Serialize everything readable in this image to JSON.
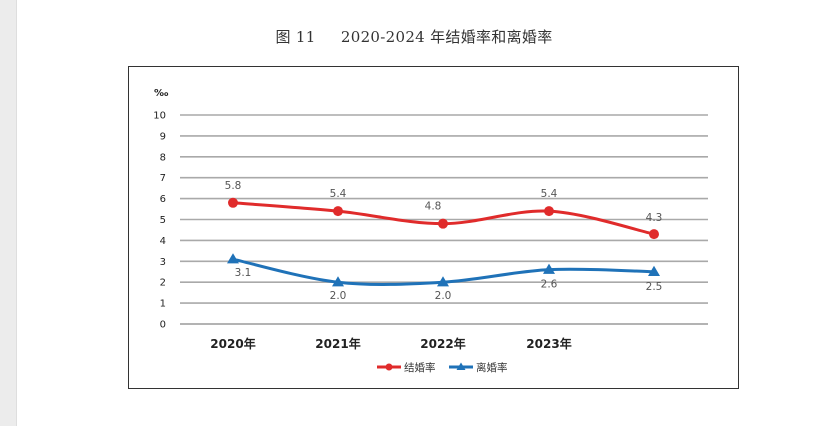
{
  "caption": {
    "figure_no": "图 11",
    "title": "2020-2024 年结婚率和离婚率"
  },
  "chart_data": {
    "type": "line",
    "title": "2020-2024 年结婚率和离婚率",
    "ylabel": "‰",
    "xlabel": "",
    "ylim": [
      0,
      10
    ],
    "yticks": [
      0,
      1,
      2,
      3,
      4,
      5,
      6,
      7,
      8,
      9,
      10
    ],
    "grid": true,
    "legend": "bottom",
    "categories": [
      "2020年",
      "2021年",
      "2022年",
      "2023年",
      ""
    ],
    "series": [
      {
        "name": "结婚率",
        "values": [
          5.8,
          5.4,
          4.8,
          5.4,
          4.3
        ],
        "labels": [
          "5.8",
          "5.4",
          "4.8",
          "5.4",
          "4.3"
        ],
        "color": "#e02b2b",
        "marker": "circle"
      },
      {
        "name": "离婚率",
        "values": [
          3.1,
          2.0,
          2.0,
          2.6,
          2.5
        ],
        "labels": [
          "3.1",
          "2.0",
          "2.0",
          "2.6",
          "2.5"
        ],
        "color": "#1f72b8",
        "marker": "triangle"
      }
    ]
  }
}
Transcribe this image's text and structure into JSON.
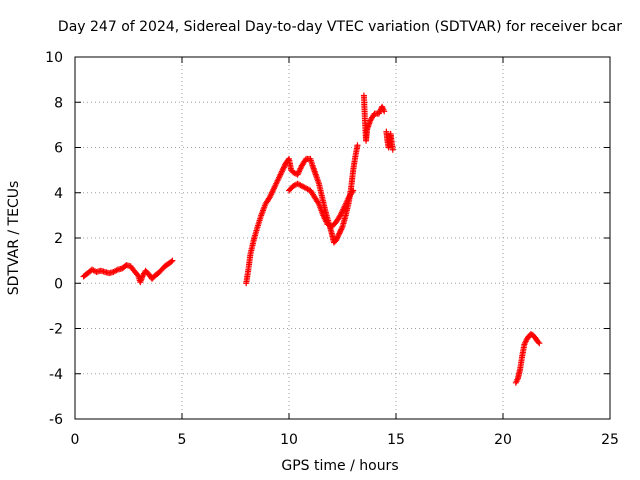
{
  "chart_data": {
    "type": "scatter",
    "title": "Day 247 of 2024, Sidereal Day-to-day VTEC variation (SDTVAR) for receiver bcar",
    "xlabel": "GPS time / hours",
    "ylabel": "SDTVAR / TECUs",
    "xlim": [
      0,
      25
    ],
    "ylim": [
      -6,
      10
    ],
    "xticks": [
      0,
      5,
      10,
      15,
      20,
      25
    ],
    "yticks": [
      -6,
      -4,
      -2,
      0,
      2,
      4,
      6,
      8,
      10
    ],
    "grid": true,
    "marker": "+",
    "color": "#ff0000",
    "series": [
      {
        "segments": [
          [
            [
              0.4,
              0.3
            ],
            [
              0.6,
              0.45
            ],
            [
              0.8,
              0.6
            ],
            [
              1.0,
              0.5
            ],
            [
              1.2,
              0.55
            ],
            [
              1.4,
              0.5
            ],
            [
              1.6,
              0.45
            ],
            [
              1.8,
              0.5
            ],
            [
              2.0,
              0.6
            ],
            [
              2.2,
              0.65
            ],
            [
              2.4,
              0.8
            ],
            [
              2.6,
              0.75
            ],
            [
              2.8,
              0.5
            ],
            [
              2.95,
              0.35
            ],
            [
              3.05,
              0.05
            ],
            [
              3.15,
              0.3
            ],
            [
              3.3,
              0.55
            ],
            [
              3.45,
              0.4
            ],
            [
              3.6,
              0.2
            ],
            [
              3.75,
              0.35
            ],
            [
              3.9,
              0.45
            ],
            [
              4.05,
              0.6
            ],
            [
              4.2,
              0.75
            ],
            [
              4.35,
              0.85
            ],
            [
              4.5,
              0.95
            ],
            [
              4.55,
              1.0
            ]
          ],
          [
            [
              8.0,
              0.0
            ],
            [
              8.1,
              0.6
            ],
            [
              8.2,
              1.3
            ],
            [
              8.35,
              1.9
            ],
            [
              8.5,
              2.4
            ],
            [
              8.7,
              3.0
            ],
            [
              8.9,
              3.5
            ],
            [
              9.1,
              3.8
            ],
            [
              9.3,
              4.2
            ],
            [
              9.5,
              4.6
            ],
            [
              9.7,
              5.0
            ],
            [
              9.85,
              5.3
            ],
            [
              10.0,
              5.5
            ],
            [
              10.1,
              5.0
            ],
            [
              10.2,
              4.9
            ],
            [
              10.4,
              4.8
            ],
            [
              10.6,
              5.2
            ],
            [
              10.8,
              5.5
            ],
            [
              11.0,
              5.5
            ],
            [
              11.1,
              5.2
            ],
            [
              11.25,
              4.8
            ],
            [
              11.4,
              4.4
            ],
            [
              11.55,
              3.8
            ],
            [
              11.7,
              3.2
            ],
            [
              11.85,
              2.7
            ],
            [
              12.0,
              2.2
            ],
            [
              12.1,
              1.8
            ],
            [
              12.2,
              1.9
            ],
            [
              12.35,
              2.2
            ],
            [
              12.5,
              2.5
            ],
            [
              12.65,
              3.0
            ],
            [
              12.8,
              3.6
            ],
            [
              12.9,
              4.2
            ],
            [
              13.0,
              5.0
            ],
            [
              13.1,
              5.6
            ],
            [
              13.2,
              6.1
            ]
          ],
          [
            [
              10.0,
              4.1
            ],
            [
              10.2,
              4.3
            ],
            [
              10.4,
              4.4
            ],
            [
              10.6,
              4.3
            ],
            [
              10.8,
              4.2
            ],
            [
              11.0,
              4.1
            ],
            [
              11.2,
              3.8
            ],
            [
              11.4,
              3.5
            ],
            [
              11.6,
              3.0
            ],
            [
              11.8,
              2.6
            ],
            [
              12.0,
              2.5
            ],
            [
              12.2,
              2.7
            ],
            [
              12.4,
              3.0
            ],
            [
              12.6,
              3.4
            ],
            [
              12.8,
              3.8
            ],
            [
              13.0,
              4.1
            ]
          ],
          [
            [
              13.5,
              8.3
            ],
            [
              13.55,
              7.2
            ],
            [
              13.6,
              6.3
            ],
            [
              13.65,
              6.8
            ],
            [
              13.8,
              7.2
            ],
            [
              14.0,
              7.5
            ],
            [
              14.2,
              7.5
            ],
            [
              14.35,
              7.8
            ],
            [
              14.45,
              7.6
            ]
          ],
          [
            [
              14.55,
              6.7
            ],
            [
              14.6,
              6.3
            ],
            [
              14.65,
              6.0
            ],
            [
              14.75,
              6.6
            ],
            [
              14.8,
              6.2
            ],
            [
              14.85,
              5.9
            ]
          ],
          [
            [
              20.6,
              -4.4
            ],
            [
              20.7,
              -4.2
            ],
            [
              20.8,
              -3.8
            ],
            [
              20.9,
              -3.2
            ],
            [
              21.0,
              -2.7
            ],
            [
              21.1,
              -2.5
            ],
            [
              21.2,
              -2.35
            ],
            [
              21.3,
              -2.25
            ],
            [
              21.4,
              -2.3
            ],
            [
              21.5,
              -2.4
            ],
            [
              21.6,
              -2.55
            ],
            [
              21.7,
              -2.65
            ]
          ]
        ]
      }
    ]
  }
}
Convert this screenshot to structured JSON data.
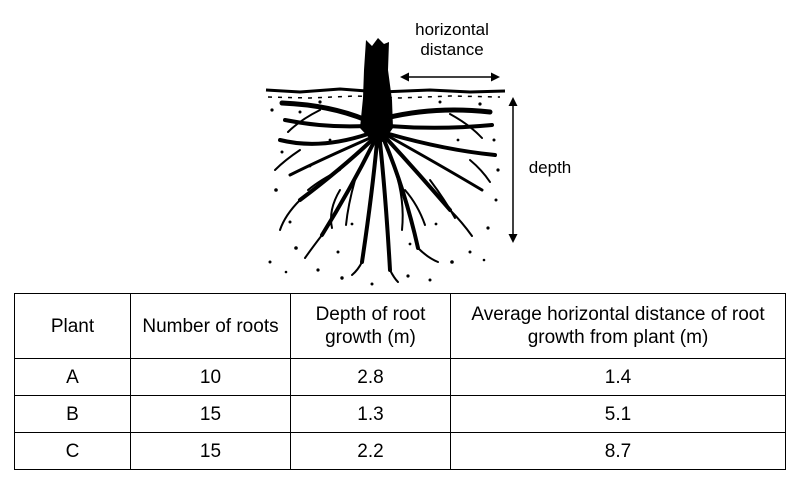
{
  "figure": {
    "label_horizontal": "horizontal distance",
    "label_depth": "depth"
  },
  "table": {
    "headers": [
      "Plant",
      "Number of roots",
      "Depth of root growth (m)",
      "Average horizontal distance of root growth from plant (m)"
    ],
    "rows": [
      [
        "A",
        "10",
        "2.8",
        "1.4"
      ],
      [
        "B",
        "15",
        "1.3",
        "5.1"
      ],
      [
        "C",
        "15",
        "2.2",
        "8.7"
      ]
    ]
  }
}
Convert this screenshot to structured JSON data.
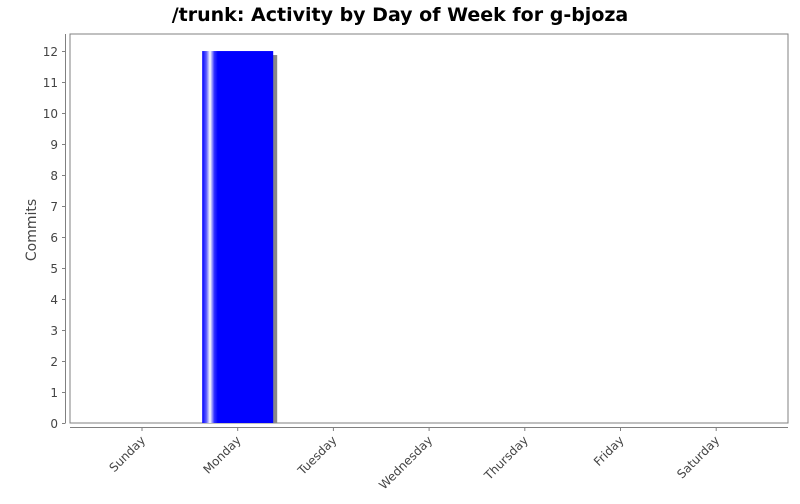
{
  "chart_data": {
    "type": "bar",
    "title": "/trunk: Activity by Day of Week for g-bjoza",
    "xlabel": "",
    "ylabel": "Commits",
    "categories": [
      "Sunday",
      "Monday",
      "Tuesday",
      "Wednesday",
      "Thursday",
      "Friday",
      "Saturday"
    ],
    "values": [
      0,
      12,
      0,
      0,
      0,
      0,
      0
    ],
    "ylim": [
      0,
      12.55
    ],
    "yticks": [
      0,
      1,
      2,
      3,
      4,
      5,
      6,
      7,
      8,
      9,
      10,
      11,
      12
    ],
    "grid": false,
    "legend": "none",
    "colors": {
      "bar": "#0000ff",
      "shadow": "#888888",
      "axis": "#808080",
      "text": "#444444"
    }
  }
}
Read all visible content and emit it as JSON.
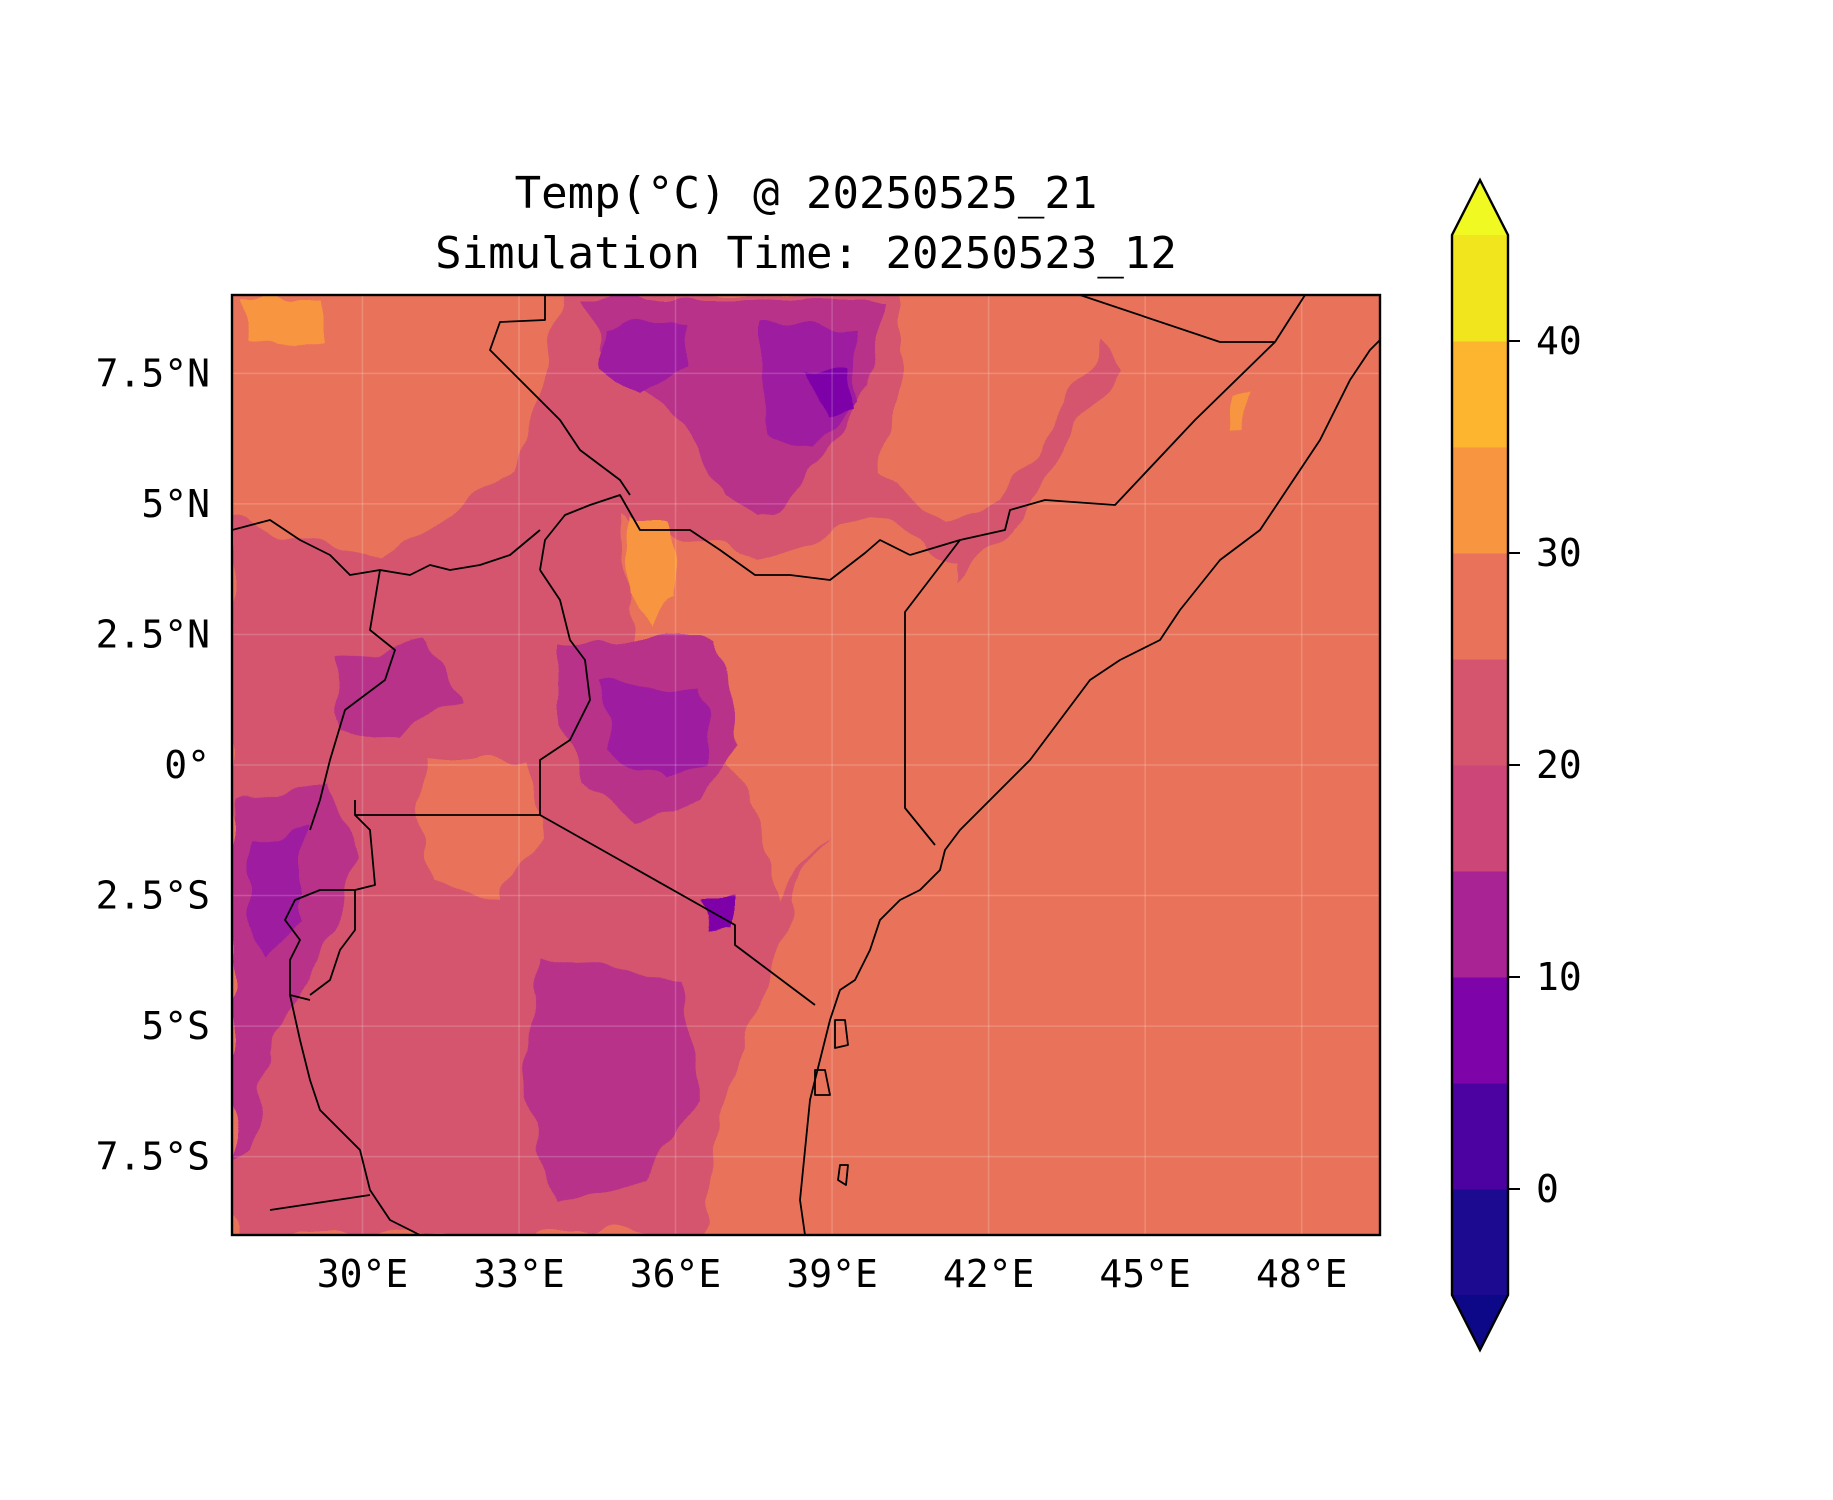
{
  "title": {
    "line1": "Temp(°C) @ 20250525_21",
    "line2": "Simulation Time: 20250523_12"
  },
  "map": {
    "lon_range": [
      27.5,
      49.5
    ],
    "lat_range": [
      -9.0,
      9.0
    ],
    "x_ticks": [
      {
        "value": 30,
        "label": "30°E"
      },
      {
        "value": 33,
        "label": "33°E"
      },
      {
        "value": 36,
        "label": "36°E"
      },
      {
        "value": 39,
        "label": "39°E"
      },
      {
        "value": 42,
        "label": "42°E"
      },
      {
        "value": 45,
        "label": "45°E"
      },
      {
        "value": 48,
        "label": "48°E"
      }
    ],
    "y_ticks": [
      {
        "value": 7.5,
        "label": "7.5°N"
      },
      {
        "value": 5,
        "label": "5°N"
      },
      {
        "value": 2.5,
        "label": "2.5°N"
      },
      {
        "value": 0,
        "label": "0°"
      },
      {
        "value": -2.5,
        "label": "2.5°S"
      },
      {
        "value": -5,
        "label": "5°S"
      },
      {
        "value": -7.5,
        "label": "7.5°S"
      }
    ],
    "grid": true,
    "colors": {
      "ocean": "#e9735a",
      "band_15_20": "#b83289",
      "band_20_25": "#d5546e",
      "band_25_30": "#e9735a",
      "band_30_35": "#f79540",
      "band_10_15": "#9e1aa0",
      "band_5_10": "#7d03a8"
    }
  },
  "colorbar": {
    "levels": [
      -5,
      0,
      5,
      10,
      15,
      20,
      25,
      30,
      35,
      40,
      45
    ],
    "colors": [
      "#1c0b90",
      "#4c02a1",
      "#7e03a8",
      "#a92395",
      "#cc4778",
      "#d5546e",
      "#e9735a",
      "#f89540",
      "#fdb42f",
      "#f1e51d"
    ],
    "under_color": "#0d0887",
    "over_color": "#f0f921",
    "ticks": [
      {
        "value": 0,
        "label": "0"
      },
      {
        "value": 10,
        "label": "10"
      },
      {
        "value": 20,
        "label": "20"
      },
      {
        "value": 30,
        "label": "30"
      },
      {
        "value": 40,
        "label": "40"
      }
    ],
    "extend": "both"
  }
}
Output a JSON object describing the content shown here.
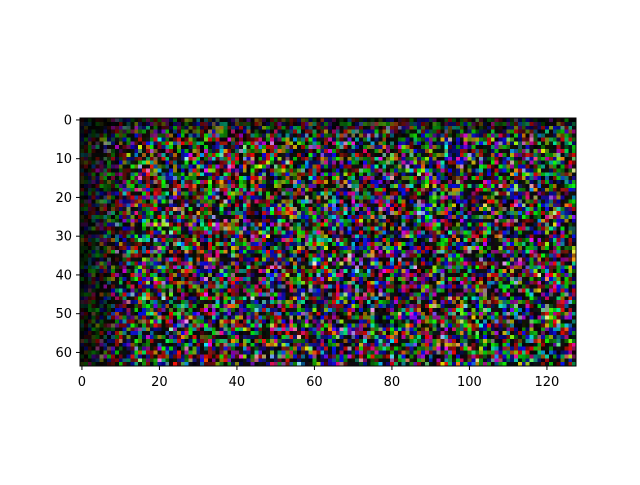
{
  "chart_data": {
    "type": "heatmap",
    "title": "",
    "xlabel": "",
    "ylabel": "",
    "width_cells": 128,
    "height_cells": 64,
    "xlim": [
      -0.5,
      127.5
    ],
    "ylim": [
      63.5,
      -0.5
    ],
    "y_inverted": true,
    "x_ticks": [
      0,
      20,
      40,
      60,
      80,
      100,
      120
    ],
    "y_ticks": [
      0,
      10,
      20,
      30,
      40,
      50,
      60
    ],
    "x_tick_labels": [
      "0",
      "20",
      "40",
      "60",
      "80",
      "100",
      "120"
    ],
    "y_tick_labels": [
      "0",
      "10",
      "20",
      "30",
      "40",
      "50",
      "60"
    ],
    "colormap": "rgb-noise",
    "pixel_distribution": "pseudo-random RGB noise, dark overall, darker toward the left columns and top rows",
    "background_color": "#000000",
    "grid": false,
    "legend": "none"
  }
}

_PROBLEM REQUIREMENTS_: Identify the lines in the entries that hold "rows" and return each one.

_FULL RESPONSE_:
    "rows": [
    "pixel_distribution": "pseudo-random RGB noise, dark overall, darker toward the left columns and top rows",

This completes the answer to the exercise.